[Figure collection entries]

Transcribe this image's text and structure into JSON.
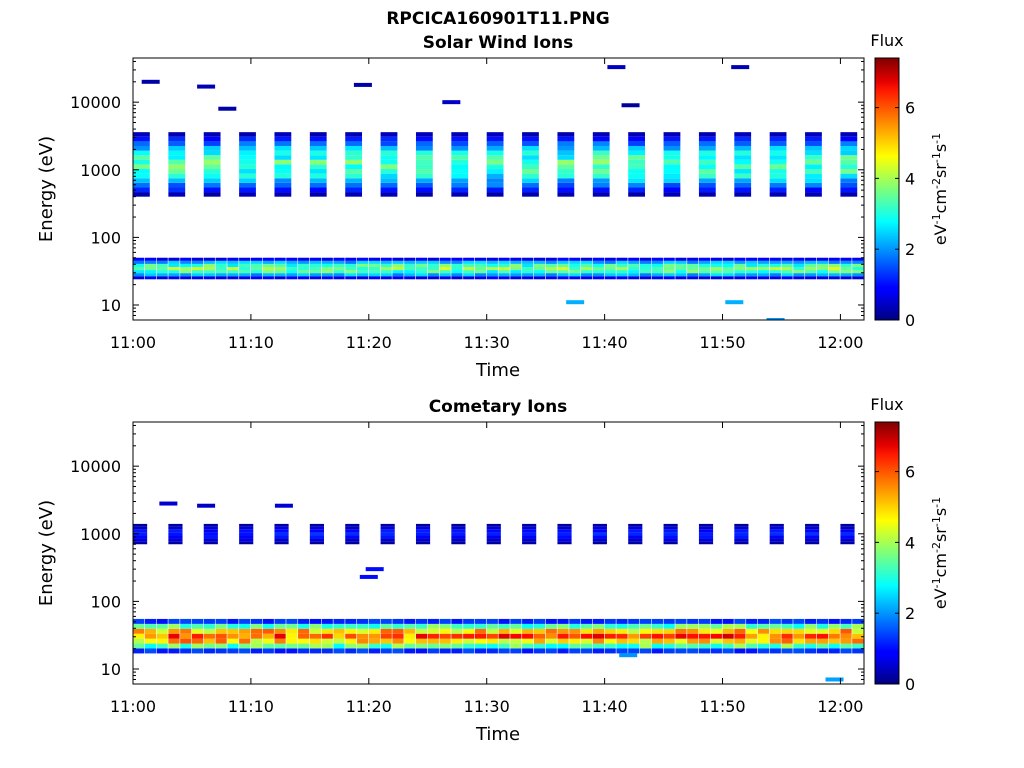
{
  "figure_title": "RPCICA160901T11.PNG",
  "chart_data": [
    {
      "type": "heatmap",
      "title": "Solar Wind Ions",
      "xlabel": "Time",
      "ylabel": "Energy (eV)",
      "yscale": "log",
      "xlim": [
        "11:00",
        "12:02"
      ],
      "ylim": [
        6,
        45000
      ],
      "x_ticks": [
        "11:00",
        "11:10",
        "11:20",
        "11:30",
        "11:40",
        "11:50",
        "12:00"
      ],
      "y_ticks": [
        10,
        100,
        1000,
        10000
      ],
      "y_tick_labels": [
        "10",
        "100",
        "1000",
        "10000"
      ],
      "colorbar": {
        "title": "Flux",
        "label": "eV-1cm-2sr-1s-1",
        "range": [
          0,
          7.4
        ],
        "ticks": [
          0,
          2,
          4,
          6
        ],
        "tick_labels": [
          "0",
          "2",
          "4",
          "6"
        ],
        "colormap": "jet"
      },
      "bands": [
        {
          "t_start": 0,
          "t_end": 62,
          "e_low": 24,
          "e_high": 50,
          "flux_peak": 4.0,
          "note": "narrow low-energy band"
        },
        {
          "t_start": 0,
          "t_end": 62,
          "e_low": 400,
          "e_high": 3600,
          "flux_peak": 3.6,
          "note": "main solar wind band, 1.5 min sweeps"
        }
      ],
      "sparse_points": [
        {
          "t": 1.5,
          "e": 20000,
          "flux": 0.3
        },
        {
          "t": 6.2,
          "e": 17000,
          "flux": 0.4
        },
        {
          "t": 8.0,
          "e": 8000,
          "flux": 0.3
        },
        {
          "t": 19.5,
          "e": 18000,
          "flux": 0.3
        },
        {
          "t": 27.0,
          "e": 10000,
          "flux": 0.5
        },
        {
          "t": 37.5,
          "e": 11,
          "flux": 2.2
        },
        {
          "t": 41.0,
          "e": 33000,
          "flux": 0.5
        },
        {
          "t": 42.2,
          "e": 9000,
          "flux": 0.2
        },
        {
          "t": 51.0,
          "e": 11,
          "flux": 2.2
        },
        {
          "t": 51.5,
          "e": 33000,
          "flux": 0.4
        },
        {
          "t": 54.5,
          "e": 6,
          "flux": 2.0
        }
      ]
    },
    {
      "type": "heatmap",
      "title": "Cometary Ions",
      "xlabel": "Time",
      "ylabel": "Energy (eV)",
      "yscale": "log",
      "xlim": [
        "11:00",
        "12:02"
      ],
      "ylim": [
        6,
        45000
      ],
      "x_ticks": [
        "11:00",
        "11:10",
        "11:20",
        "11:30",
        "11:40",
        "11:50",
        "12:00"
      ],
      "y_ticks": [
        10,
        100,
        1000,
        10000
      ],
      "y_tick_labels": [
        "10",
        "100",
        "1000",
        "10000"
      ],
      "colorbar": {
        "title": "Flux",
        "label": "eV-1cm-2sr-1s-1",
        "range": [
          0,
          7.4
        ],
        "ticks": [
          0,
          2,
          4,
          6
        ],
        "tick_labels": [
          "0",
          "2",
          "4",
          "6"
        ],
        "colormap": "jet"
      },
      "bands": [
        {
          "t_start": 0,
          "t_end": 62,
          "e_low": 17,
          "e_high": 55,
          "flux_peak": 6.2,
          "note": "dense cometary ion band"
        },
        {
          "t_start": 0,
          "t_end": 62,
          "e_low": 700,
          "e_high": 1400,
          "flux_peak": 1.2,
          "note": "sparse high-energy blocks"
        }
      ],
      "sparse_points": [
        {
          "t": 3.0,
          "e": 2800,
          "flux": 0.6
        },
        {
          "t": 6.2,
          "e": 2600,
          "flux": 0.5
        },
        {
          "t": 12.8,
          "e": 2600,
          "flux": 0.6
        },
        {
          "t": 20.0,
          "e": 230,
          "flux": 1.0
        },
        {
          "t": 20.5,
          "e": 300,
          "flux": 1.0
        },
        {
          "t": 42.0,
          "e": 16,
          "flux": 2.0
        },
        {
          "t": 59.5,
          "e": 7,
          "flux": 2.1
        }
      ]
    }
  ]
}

• _What is asked_
Reproduce each record from above exactly; pictures do not belong in the copy.

• _Written response_
Transcribe this image's text and structure into JSON.
{
  "figure_title": "RPCICA160901T11.PNG",
  "chart_data": [
    {
      "type": "heatmap",
      "title": "Solar Wind Ions",
      "xlabel": "Time",
      "ylabel": "Energy (eV)",
      "yscale": "log",
      "xlim": [
        "11:00",
        "12:02"
      ],
      "ylim": [
        6,
        45000
      ],
      "x_ticks": [
        "11:00",
        "11:10",
        "11:20",
        "11:30",
        "11:40",
        "11:50",
        "12:00"
      ],
      "y_ticks": [
        10,
        100,
        1000,
        10000
      ],
      "y_tick_labels": [
        "10",
        "100",
        "1000",
        "10000"
      ],
      "colorbar": {
        "title": "Flux",
        "label": "eV-1cm-2sr-1s-1",
        "range": [
          0,
          7.4
        ],
        "ticks": [
          0,
          2,
          4,
          6
        ],
        "tick_labels": [
          "0",
          "2",
          "4",
          "6"
        ],
        "colormap": "jet"
      },
      "bands": [
        {
          "t_start": 0,
          "t_end": 62,
          "e_low": 24,
          "e_high": 50,
          "flux_peak": 4.0,
          "note": "narrow low-energy band"
        },
        {
          "t_start": 0,
          "t_end": 62,
          "e_low": 400,
          "e_high": 3600,
          "flux_peak": 3.6,
          "note": "main solar wind band, 1.5 min sweeps"
        }
      ],
      "sparse_points": [
        {
          "t": 1.5,
          "e": 20000,
          "flux": 0.3
        },
        {
          "t": 6.2,
          "e": 17000,
          "flux": 0.4
        },
        {
          "t": 8.0,
          "e": 8000,
          "flux": 0.3
        },
        {
          "t": 19.5,
          "e": 18000,
          "flux": 0.3
        },
        {
          "t": 27.0,
          "e": 10000,
          "flux": 0.5
        },
        {
          "t": 37.5,
          "e": 11,
          "flux": 2.2
        },
        {
          "t": 41.0,
          "e": 33000,
          "flux": 0.5
        },
        {
          "t": 42.2,
          "e": 9000,
          "flux": 0.2
        },
        {
          "t": 51.0,
          "e": 11,
          "flux": 2.2
        },
        {
          "t": 51.5,
          "e": 33000,
          "flux": 0.4
        },
        {
          "t": 54.5,
          "e": 6,
          "flux": 2.0
        }
      ]
    },
    {
      "type": "heatmap",
      "title": "Cometary Ions",
      "xlabel": "Time",
      "ylabel": "Energy (eV)",
      "yscale": "log",
      "xlim": [
        "11:00",
        "12:02"
      ],
      "ylim": [
        6,
        45000
      ],
      "x_ticks": [
        "11:00",
        "11:10",
        "11:20",
        "11:30",
        "11:40",
        "11:50",
        "12:00"
      ],
      "y_ticks": [
        10,
        100,
        1000,
        10000
      ],
      "y_tick_labels": [
        "10",
        "100",
        "1000",
        "10000"
      ],
      "colorbar": {
        "title": "Flux",
        "label": "eV-1cm-2sr-1s-1",
        "range": [
          0,
          7.4
        ],
        "ticks": [
          0,
          2,
          4,
          6
        ],
        "tick_labels": [
          "0",
          "2",
          "4",
          "6"
        ],
        "colormap": "jet"
      },
      "bands": [
        {
          "t_start": 0,
          "t_end": 62,
          "e_low": 17,
          "e_high": 55,
          "flux_peak": 6.2,
          "note": "dense cometary ion band"
        },
        {
          "t_start": 0,
          "t_end": 62,
          "e_low": 700,
          "e_high": 1400,
          "flux_peak": 1.2,
          "note": "sparse high-energy blocks"
        }
      ],
      "sparse_points": [
        {
          "t": 3.0,
          "e": 2800,
          "flux": 0.6
        },
        {
          "t": 6.2,
          "e": 2600,
          "flux": 0.5
        },
        {
          "t": 12.8,
          "e": 2600,
          "flux": 0.6
        },
        {
          "t": 20.0,
          "e": 230,
          "flux": 1.0
        },
        {
          "t": 20.5,
          "e": 300,
          "flux": 1.0
        },
        {
          "t": 42.0,
          "e": 16,
          "flux": 2.0
        },
        {
          "t": 59.5,
          "e": 7,
          "flux": 2.1
        }
      ]
    }
  ]
}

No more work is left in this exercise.